■ **Work required**:
Tell me how many lines hold "Longitude", please, using only the number.

[Items from a data source]
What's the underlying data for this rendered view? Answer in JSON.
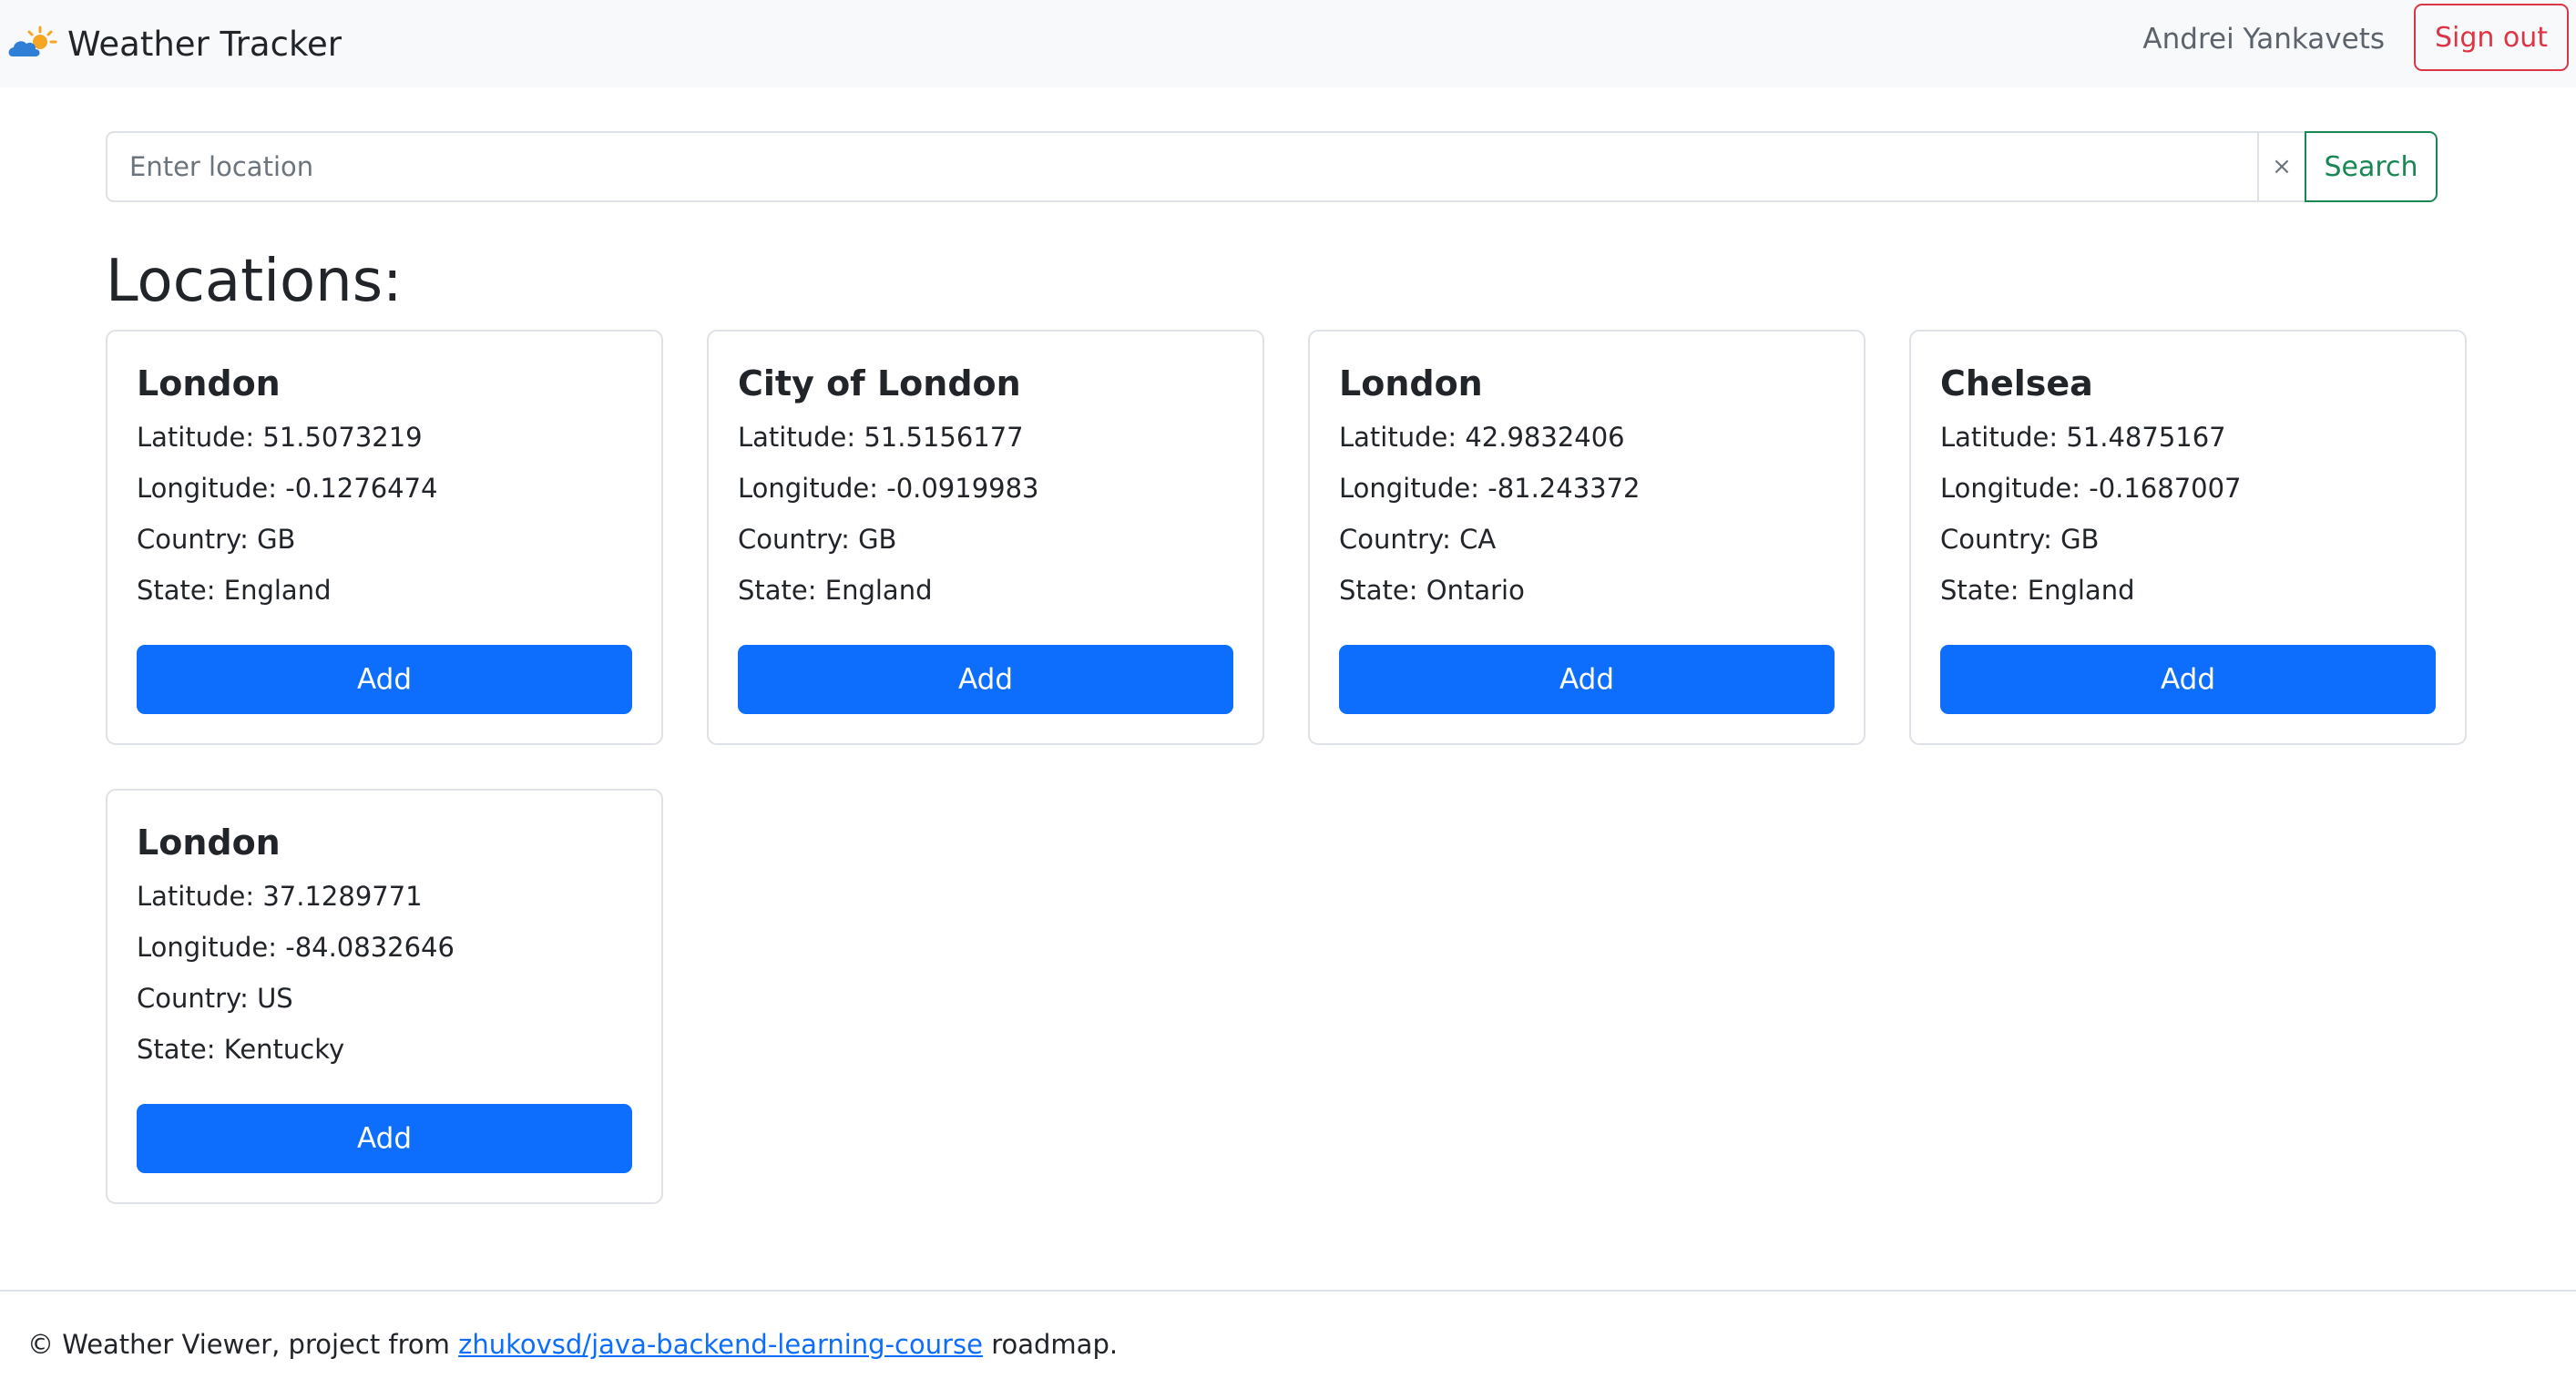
{
  "header": {
    "brand_title": "Weather Tracker",
    "brand_icon": "partly-cloudy-sun-icon",
    "user_name": "Andrei Yankavets",
    "signout_label": "Sign out"
  },
  "search": {
    "placeholder": "Enter location",
    "value": "",
    "clear_label": "×",
    "button_label": "Search"
  },
  "main": {
    "heading": "Locations:",
    "cards": [
      {
        "name": "London",
        "latitude": "Latitude: 51.5073219",
        "longitude": "Longitude: -0.1276474",
        "country": "Country: GB",
        "state": "State: England",
        "button": "Add"
      },
      {
        "name": "City of London",
        "latitude": "Latitude: 51.5156177",
        "longitude": "Longitude: -0.0919983",
        "country": "Country: GB",
        "state": "State: England",
        "button": "Add"
      },
      {
        "name": "London",
        "latitude": "Latitude: 42.9832406",
        "longitude": "Longitude: -81.243372",
        "country": "Country: CA",
        "state": "State: Ontario",
        "button": "Add"
      },
      {
        "name": "Chelsea",
        "latitude": "Latitude: 51.4875167",
        "longitude": "Longitude: -0.1687007",
        "country": "Country: GB",
        "state": "State: England",
        "button": "Add"
      },
      {
        "name": "London",
        "latitude": "Latitude: 37.1289771",
        "longitude": "Longitude: -84.0832646",
        "country": "Country: US",
        "state": "State: Kentucky",
        "button": "Add"
      }
    ]
  },
  "footer": {
    "prefix": "© Weather Viewer, project from ",
    "link_text": "zhukovsd/java-backend-learning-course",
    "suffix": " roadmap."
  },
  "colors": {
    "primary": "#0d6efd",
    "danger": "#dc3545",
    "success": "#198754",
    "navbar_bg": "#f8f9fa"
  }
}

■ **Solution to this problem**:
5